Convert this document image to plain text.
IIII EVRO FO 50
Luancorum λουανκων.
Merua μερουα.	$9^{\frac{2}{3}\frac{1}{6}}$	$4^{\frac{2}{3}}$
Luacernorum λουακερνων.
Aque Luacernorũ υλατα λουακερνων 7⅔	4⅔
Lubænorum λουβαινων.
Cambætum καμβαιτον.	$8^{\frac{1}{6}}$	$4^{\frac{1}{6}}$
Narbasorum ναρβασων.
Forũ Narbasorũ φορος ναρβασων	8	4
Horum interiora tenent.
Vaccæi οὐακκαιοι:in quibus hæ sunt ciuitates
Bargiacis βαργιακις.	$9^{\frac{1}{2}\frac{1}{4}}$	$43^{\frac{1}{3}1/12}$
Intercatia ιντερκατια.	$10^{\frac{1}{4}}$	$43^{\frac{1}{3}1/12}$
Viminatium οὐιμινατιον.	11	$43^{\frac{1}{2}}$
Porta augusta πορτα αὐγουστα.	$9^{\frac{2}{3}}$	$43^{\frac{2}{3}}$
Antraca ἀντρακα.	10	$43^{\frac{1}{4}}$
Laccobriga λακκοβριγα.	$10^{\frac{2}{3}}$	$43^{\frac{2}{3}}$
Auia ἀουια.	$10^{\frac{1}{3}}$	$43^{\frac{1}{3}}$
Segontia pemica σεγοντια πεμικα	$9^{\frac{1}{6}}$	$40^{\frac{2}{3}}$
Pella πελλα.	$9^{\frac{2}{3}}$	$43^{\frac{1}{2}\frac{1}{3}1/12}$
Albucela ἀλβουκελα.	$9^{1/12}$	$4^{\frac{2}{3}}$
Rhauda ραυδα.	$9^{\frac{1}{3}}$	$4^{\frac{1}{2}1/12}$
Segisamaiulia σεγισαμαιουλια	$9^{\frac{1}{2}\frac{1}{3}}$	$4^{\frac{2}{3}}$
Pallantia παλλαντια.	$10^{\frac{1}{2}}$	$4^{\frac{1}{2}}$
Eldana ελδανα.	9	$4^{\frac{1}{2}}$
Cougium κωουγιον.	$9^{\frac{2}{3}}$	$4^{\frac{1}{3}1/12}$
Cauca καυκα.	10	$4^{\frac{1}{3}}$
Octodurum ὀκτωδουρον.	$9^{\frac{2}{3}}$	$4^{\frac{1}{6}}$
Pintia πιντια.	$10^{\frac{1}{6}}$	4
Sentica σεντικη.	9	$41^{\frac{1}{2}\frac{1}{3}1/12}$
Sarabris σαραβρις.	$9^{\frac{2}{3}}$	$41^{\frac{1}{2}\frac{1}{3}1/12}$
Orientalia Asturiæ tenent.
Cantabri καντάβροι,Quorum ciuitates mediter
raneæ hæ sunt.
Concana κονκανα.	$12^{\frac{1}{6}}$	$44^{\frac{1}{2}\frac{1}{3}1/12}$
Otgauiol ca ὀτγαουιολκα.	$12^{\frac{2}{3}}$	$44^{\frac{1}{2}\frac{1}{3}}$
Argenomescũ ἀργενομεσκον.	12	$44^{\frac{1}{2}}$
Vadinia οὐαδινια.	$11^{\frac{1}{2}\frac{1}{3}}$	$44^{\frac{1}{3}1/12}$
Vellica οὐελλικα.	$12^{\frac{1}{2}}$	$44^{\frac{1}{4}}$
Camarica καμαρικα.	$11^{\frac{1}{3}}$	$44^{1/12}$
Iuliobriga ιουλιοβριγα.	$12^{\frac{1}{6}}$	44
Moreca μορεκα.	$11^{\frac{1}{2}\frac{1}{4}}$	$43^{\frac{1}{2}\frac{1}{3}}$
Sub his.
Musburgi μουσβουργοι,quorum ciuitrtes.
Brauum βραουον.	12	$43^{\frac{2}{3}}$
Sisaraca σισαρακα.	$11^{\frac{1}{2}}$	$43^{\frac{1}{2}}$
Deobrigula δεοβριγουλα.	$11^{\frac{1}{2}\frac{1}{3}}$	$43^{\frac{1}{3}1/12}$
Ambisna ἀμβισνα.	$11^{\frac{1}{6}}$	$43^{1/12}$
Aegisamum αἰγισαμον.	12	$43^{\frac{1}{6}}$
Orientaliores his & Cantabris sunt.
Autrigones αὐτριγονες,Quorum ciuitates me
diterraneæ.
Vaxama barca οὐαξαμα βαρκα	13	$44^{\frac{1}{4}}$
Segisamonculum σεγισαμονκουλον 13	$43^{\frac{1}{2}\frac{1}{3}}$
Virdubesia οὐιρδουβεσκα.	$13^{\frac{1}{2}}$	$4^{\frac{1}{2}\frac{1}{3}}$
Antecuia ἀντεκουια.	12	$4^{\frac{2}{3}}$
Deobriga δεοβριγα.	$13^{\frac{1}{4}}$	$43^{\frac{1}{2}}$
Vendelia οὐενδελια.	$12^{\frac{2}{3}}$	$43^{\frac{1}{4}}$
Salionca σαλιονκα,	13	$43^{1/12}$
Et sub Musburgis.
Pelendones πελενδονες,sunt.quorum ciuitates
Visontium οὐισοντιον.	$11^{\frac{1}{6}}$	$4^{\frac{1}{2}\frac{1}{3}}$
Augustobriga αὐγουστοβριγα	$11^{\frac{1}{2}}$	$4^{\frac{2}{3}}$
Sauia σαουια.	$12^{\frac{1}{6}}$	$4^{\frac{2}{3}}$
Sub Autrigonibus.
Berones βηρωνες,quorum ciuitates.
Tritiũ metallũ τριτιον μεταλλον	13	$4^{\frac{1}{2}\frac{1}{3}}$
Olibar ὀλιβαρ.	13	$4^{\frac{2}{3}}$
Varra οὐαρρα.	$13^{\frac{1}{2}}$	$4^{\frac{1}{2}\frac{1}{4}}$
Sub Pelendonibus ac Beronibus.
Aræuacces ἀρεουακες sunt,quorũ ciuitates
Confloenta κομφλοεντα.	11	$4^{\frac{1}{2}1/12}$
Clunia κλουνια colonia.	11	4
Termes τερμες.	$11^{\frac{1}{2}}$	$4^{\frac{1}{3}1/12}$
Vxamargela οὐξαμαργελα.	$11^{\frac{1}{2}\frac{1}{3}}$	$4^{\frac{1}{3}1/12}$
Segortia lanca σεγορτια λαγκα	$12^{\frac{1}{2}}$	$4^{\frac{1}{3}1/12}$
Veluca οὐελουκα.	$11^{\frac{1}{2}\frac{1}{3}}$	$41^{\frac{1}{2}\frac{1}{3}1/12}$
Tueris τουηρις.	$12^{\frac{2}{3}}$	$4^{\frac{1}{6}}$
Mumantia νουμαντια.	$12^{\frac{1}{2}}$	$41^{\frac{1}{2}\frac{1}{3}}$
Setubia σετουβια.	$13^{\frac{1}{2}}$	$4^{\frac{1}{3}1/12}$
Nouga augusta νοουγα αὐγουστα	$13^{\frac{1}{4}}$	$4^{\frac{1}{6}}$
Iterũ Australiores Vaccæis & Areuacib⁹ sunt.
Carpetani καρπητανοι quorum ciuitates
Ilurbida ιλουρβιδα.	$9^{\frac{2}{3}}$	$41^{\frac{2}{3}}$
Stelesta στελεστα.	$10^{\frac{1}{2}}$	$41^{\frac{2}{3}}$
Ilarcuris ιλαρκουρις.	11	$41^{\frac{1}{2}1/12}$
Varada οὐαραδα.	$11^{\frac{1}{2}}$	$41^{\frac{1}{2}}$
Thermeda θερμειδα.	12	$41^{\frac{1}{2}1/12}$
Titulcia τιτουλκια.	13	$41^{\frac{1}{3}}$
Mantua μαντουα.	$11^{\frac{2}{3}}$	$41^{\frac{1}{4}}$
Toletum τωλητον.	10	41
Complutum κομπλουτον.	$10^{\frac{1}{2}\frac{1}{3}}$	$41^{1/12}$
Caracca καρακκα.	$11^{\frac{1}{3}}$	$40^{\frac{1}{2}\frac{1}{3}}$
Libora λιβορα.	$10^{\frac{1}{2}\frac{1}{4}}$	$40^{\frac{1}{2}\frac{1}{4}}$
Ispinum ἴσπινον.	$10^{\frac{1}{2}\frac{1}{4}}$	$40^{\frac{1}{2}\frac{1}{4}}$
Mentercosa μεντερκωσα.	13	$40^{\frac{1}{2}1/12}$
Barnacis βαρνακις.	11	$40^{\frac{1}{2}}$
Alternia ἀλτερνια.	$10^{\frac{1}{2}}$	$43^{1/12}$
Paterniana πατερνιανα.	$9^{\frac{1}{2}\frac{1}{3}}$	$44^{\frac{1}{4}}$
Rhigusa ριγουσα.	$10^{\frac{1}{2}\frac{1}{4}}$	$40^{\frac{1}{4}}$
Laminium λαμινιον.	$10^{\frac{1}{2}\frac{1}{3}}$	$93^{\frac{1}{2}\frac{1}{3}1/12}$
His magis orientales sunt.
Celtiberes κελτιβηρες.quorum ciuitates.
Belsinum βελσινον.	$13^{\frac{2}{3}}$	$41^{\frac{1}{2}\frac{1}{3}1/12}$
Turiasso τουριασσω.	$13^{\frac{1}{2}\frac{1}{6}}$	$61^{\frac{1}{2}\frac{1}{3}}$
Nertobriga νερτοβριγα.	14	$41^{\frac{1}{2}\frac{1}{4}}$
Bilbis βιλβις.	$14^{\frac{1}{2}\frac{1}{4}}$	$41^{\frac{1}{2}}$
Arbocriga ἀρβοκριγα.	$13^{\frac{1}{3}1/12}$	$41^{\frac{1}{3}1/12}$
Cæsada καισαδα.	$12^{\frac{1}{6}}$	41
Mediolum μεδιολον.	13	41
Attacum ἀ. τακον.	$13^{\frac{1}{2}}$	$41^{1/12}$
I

◆ **TASK TO COMPLETE**: Check each line of the records above for the string "tenent", and report every line that has it.

◆ **RESULT OF THIS EXERCISE**:
Horum interiora tenent.
Orientalia Asturiæ tenent.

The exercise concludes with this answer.